-- begin --

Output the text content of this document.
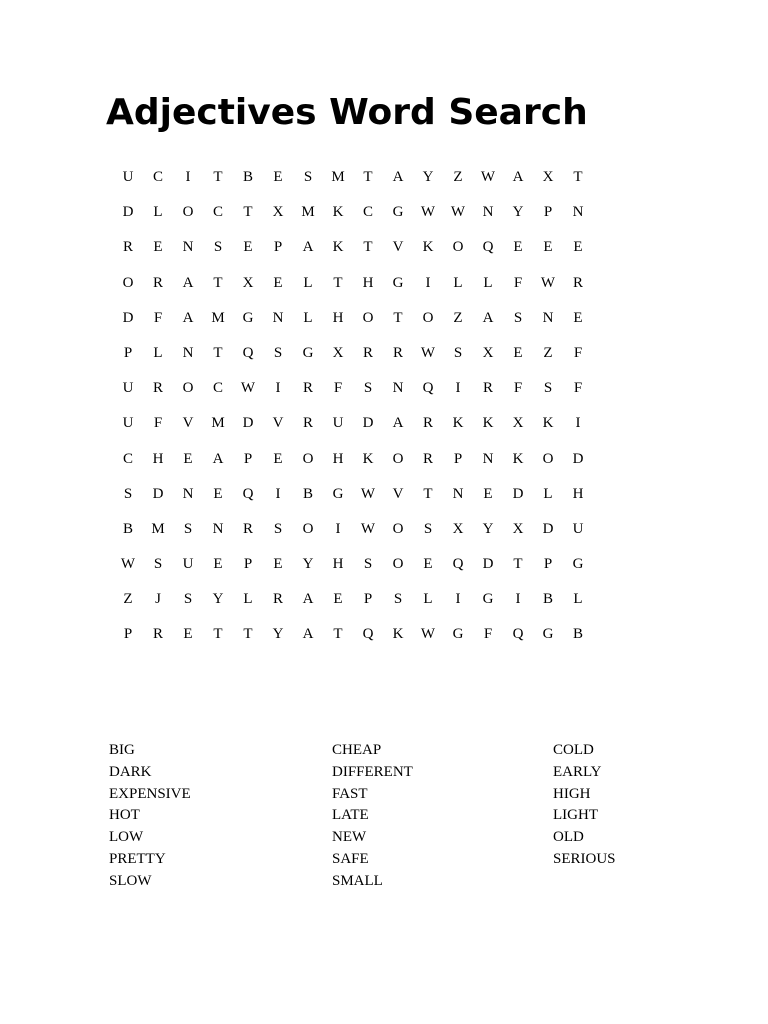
Adjectives Word Search
U	C	I	T	B	E	S	M	T	A	Y	Z	W	A	X	T
D	L	O	C	T	X	M	K	C	G	W	W	N	Y	P	N
R	E	N	S	E	P	A	K	T	V	K	O	Q	E	E	E
O	R	A	T	X	E	L	T	H	G	I	L	L	F	W	R
D	F	A	M	G	N	L	H	O	T	O	Z	A	S	N	E
P	L	N	T	Q	S	G	X	R	R	W	S	X	E	Z	F
U	R	O	C	W	I	R	F	S	N	Q	I	R	F	S	F
U	F	V	M	D	V	R	U	D	A	R	K	K	X	K	I
C	H	E	A	P	E	O	H	K	O	R	P	N	K	O	D
S	D	N	E	Q	I	B	G	W	V	T	N	E	D	L	H
B	M	S	N	R	S	O	I	W	O	S	X	Y	X	D	U
W	S	U	E	P	E	Y	H	S	O	E	Q	D	T	P	G
Z	J	S	Y	L	R	A	E	P	S	L	I	G	I	B	L
P	R	E	T	T	Y	A	T	Q	K	W	G	F	Q	G	B
BIG
DARK
EXPENSIVE
HOT
LOW
PRETTY
SLOW
CHEAP
DIFFERENT
FAST
LATE
NEW
SAFE
SMALL
COLD
EARLY
HIGH
LIGHT
OLD
SERIOUS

-- end --

**Aim**
Print each record exactly as it stands, leaving the images out.

**Complete answer**
Output the text content of this document.
Adjectives Word Search
U	C	I	T	B	E	S	M	T	A	Y	Z	W	A	X	T
D	L	O	C	T	X	M	K	C	G	W	W	N	Y	P	N
R	E	N	S	E	P	A	K	T	V	K	O	Q	E	E	E
O	R	A	T	X	E	L	T	H	G	I	L	L	F	W	R
D	F	A	M	G	N	L	H	O	T	O	Z	A	S	N	E
P	L	N	T	Q	S	G	X	R	R	W	S	X	E	Z	F
U	R	O	C	W	I	R	F	S	N	Q	I	R	F	S	F
U	F	V	M	D	V	R	U	D	A	R	K	K	X	K	I
C	H	E	A	P	E	O	H	K	O	R	P	N	K	O	D
S	D	N	E	Q	I	B	G	W	V	T	N	E	D	L	H
B	M	S	N	R	S	O	I	W	O	S	X	Y	X	D	U
W	S	U	E	P	E	Y	H	S	O	E	Q	D	T	P	G
Z	J	S	Y	L	R	A	E	P	S	L	I	G	I	B	L
P	R	E	T	T	Y	A	T	Q	K	W	G	F	Q	G	B
BIG
DARK
EXPENSIVE
HOT
LOW
PRETTY
SLOW
CHEAP
DIFFERENT
FAST
LATE
NEW
SAFE
SMALL
COLD
EARLY
HIGH
LIGHT
OLD
SERIOUS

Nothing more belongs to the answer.